▸ TASK TO CARRY OUT:
Copy each line containing the word "าวสารอ" from the records that follow, please.

▸ ENTRIES PROVIDED:
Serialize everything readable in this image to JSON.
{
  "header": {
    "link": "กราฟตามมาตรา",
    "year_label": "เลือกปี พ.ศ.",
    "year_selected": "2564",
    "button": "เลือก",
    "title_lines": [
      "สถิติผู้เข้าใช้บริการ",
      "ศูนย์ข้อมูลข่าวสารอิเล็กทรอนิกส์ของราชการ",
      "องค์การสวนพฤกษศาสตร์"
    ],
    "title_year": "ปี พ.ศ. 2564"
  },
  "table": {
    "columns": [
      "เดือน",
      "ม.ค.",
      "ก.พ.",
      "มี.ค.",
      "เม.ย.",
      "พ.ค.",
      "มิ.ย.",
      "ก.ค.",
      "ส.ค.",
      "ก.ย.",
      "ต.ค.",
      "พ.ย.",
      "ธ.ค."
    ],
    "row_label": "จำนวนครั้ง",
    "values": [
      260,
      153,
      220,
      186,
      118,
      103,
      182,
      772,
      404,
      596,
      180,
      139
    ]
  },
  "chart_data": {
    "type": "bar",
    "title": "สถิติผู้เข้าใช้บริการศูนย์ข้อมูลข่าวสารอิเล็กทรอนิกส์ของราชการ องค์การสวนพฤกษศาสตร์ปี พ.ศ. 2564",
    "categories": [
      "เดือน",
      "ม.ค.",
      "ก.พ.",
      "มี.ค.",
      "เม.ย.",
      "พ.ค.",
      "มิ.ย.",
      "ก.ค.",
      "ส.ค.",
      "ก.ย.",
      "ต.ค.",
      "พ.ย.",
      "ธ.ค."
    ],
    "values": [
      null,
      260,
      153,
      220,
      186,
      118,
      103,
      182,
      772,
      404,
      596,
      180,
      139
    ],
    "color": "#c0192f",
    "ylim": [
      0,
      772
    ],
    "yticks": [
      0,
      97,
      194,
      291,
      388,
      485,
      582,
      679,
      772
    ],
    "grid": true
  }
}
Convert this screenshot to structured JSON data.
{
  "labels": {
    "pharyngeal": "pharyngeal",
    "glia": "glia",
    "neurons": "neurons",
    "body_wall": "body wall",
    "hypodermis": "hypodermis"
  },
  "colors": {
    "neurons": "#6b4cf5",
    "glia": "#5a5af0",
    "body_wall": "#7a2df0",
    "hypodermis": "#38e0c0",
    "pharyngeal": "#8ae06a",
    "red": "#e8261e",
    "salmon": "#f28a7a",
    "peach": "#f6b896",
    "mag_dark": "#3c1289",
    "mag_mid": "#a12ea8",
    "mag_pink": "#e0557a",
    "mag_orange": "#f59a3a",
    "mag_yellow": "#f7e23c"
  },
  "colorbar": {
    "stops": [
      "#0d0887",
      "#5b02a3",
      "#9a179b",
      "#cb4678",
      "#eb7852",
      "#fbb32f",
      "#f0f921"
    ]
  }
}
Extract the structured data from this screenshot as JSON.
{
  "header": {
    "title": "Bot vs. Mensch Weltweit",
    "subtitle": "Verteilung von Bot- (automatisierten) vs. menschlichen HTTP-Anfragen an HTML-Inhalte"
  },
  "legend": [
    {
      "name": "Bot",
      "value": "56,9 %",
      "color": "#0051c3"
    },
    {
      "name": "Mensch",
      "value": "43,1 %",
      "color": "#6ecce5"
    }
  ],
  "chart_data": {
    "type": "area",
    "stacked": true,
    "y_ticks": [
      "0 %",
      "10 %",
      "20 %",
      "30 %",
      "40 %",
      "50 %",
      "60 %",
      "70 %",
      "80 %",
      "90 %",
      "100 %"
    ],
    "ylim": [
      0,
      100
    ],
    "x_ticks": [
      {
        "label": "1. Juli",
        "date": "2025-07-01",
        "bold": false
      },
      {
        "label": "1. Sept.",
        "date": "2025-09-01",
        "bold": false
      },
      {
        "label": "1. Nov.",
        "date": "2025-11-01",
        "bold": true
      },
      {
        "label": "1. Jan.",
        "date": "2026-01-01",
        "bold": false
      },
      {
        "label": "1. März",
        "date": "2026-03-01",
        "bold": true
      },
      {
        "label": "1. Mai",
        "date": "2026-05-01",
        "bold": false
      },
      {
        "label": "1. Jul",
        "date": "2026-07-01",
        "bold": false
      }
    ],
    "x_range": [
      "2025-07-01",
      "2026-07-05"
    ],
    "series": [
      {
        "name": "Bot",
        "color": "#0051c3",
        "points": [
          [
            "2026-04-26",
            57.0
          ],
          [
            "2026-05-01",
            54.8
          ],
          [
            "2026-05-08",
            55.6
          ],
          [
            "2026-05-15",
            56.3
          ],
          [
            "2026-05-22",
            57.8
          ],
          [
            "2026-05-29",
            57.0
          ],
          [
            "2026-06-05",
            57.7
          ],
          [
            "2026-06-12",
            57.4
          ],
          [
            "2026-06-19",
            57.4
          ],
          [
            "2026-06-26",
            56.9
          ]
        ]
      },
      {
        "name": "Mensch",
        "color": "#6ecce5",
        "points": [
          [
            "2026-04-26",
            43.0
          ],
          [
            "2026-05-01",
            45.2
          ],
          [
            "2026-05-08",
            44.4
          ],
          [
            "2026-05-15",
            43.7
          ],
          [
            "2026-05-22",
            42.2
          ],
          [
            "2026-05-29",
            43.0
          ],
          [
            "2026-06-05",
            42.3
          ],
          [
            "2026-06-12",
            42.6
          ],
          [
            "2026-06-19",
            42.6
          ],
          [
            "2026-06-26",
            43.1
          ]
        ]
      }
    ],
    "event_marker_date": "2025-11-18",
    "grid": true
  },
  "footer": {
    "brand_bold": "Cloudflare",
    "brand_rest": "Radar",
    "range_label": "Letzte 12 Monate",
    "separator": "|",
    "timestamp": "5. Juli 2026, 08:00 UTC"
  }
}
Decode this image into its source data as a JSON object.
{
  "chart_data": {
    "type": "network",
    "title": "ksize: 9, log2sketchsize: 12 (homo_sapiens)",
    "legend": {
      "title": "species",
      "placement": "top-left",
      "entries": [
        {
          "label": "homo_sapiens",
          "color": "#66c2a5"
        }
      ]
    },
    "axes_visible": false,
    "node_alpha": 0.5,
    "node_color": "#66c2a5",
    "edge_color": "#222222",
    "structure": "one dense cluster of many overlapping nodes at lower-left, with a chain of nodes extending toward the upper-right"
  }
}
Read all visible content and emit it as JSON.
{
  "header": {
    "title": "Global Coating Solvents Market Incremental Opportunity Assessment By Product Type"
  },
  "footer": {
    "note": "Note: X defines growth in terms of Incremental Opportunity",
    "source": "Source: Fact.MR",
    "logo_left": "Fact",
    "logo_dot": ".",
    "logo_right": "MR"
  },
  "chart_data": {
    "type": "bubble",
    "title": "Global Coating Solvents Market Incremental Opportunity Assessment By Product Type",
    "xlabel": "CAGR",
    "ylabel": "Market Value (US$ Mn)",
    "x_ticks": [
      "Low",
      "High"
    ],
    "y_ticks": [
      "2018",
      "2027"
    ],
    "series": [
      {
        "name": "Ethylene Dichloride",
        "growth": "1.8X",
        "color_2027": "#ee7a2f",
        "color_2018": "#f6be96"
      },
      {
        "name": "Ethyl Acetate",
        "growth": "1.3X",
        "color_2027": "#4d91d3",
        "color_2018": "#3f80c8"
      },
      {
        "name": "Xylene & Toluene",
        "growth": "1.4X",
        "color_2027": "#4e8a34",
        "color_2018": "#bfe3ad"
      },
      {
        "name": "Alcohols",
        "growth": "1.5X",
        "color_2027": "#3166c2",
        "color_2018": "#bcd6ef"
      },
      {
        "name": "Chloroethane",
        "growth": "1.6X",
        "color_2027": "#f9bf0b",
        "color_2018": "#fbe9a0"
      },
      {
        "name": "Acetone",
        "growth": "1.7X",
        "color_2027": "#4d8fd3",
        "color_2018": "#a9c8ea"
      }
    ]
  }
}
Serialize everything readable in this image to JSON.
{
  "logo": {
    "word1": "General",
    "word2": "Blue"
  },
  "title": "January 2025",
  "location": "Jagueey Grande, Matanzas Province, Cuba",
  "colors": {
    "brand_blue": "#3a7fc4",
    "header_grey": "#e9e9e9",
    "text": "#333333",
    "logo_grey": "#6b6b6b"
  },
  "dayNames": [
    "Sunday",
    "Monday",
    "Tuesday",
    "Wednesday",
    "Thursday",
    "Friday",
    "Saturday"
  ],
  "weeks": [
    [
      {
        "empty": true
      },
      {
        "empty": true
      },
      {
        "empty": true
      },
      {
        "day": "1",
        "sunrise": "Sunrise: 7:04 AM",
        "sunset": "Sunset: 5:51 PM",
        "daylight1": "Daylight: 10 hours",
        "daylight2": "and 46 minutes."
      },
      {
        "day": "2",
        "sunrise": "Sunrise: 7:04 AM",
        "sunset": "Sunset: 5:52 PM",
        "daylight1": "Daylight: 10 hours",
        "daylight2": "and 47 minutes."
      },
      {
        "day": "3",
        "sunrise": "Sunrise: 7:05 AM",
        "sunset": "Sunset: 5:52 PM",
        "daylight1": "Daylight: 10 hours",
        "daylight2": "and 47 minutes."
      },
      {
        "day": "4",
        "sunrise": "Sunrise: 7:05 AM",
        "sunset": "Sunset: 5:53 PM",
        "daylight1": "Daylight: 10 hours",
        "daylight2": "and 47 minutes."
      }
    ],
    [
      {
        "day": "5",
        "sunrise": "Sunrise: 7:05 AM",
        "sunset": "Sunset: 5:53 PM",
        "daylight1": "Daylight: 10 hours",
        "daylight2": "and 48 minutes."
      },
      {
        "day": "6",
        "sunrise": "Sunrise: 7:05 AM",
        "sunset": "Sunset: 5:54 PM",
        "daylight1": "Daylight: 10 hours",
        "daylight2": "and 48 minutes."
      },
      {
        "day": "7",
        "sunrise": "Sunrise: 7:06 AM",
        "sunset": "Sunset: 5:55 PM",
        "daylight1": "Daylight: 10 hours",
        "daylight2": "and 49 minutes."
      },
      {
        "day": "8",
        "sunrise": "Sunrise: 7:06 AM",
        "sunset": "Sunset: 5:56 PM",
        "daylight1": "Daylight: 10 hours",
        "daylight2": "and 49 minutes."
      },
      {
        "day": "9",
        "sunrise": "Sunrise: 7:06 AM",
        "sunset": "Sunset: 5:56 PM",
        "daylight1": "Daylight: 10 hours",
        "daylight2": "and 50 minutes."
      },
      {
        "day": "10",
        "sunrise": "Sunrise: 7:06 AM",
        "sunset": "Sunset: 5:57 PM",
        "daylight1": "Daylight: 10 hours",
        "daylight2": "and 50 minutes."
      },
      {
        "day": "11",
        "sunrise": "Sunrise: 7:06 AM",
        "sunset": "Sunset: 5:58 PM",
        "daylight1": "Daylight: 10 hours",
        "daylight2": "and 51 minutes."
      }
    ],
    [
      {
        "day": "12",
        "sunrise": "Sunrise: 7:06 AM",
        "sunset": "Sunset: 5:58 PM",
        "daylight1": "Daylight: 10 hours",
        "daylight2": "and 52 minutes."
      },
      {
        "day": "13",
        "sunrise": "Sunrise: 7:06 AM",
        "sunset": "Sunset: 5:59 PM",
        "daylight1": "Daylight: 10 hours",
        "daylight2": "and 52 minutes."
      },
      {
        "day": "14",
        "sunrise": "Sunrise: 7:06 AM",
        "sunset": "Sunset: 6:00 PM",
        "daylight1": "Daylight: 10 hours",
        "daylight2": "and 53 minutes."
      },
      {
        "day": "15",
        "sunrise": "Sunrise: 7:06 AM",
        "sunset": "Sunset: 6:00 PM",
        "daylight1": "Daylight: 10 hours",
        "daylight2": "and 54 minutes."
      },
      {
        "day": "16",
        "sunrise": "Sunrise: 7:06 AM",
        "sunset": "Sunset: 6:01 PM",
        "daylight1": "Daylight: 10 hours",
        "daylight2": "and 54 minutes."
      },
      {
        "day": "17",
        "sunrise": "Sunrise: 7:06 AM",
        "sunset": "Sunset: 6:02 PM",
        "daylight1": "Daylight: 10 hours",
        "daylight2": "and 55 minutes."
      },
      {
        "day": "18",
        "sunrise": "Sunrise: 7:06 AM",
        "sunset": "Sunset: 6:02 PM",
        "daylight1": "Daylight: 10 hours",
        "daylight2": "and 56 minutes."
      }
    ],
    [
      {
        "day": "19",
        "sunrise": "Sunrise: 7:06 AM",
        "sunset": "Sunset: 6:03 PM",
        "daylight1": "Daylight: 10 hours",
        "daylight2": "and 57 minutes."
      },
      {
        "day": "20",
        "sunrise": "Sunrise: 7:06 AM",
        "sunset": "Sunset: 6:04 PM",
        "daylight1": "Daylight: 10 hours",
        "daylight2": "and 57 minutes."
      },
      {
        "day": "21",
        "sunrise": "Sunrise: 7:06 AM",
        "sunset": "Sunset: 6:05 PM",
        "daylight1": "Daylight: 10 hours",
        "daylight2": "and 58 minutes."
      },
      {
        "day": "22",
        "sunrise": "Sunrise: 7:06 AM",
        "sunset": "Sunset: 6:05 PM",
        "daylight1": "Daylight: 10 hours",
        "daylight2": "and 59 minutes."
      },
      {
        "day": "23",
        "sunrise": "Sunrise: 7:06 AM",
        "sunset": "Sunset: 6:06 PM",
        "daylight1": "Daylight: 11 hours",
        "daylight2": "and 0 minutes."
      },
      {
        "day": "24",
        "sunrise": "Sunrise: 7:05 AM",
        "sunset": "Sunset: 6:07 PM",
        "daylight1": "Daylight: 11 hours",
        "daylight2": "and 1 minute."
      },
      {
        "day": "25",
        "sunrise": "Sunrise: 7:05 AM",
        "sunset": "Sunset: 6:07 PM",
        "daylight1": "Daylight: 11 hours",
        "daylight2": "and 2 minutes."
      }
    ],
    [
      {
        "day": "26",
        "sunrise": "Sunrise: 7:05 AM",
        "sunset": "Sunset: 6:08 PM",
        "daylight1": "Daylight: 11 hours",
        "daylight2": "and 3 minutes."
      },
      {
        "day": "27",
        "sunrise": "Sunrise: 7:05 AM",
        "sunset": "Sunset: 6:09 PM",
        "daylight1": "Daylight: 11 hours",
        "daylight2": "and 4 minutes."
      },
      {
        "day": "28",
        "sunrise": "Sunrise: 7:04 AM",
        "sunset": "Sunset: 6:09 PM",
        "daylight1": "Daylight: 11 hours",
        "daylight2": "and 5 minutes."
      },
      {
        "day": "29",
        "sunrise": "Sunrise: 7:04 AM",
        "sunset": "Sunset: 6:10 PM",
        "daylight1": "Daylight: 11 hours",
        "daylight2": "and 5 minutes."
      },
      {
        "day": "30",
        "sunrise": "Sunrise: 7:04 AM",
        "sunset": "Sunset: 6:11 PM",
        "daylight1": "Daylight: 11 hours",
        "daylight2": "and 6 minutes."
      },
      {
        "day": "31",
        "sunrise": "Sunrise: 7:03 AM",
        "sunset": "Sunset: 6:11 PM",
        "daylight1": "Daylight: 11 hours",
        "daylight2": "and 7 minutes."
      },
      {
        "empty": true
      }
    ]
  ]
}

▸ ANSWER IN FULL:
      "ศูนย์ข้อมูลข่าวสารอิเล็กทรอนิกส์ของราชการ",
    "title": "สถิติผู้เข้าใช้บริการศูนย์ข้อมูลข่าวสารอิเล็กทรอนิกส์ของราชการ องค์การสวนพฤกษศาสตร์ปี พ.ศ. 2564",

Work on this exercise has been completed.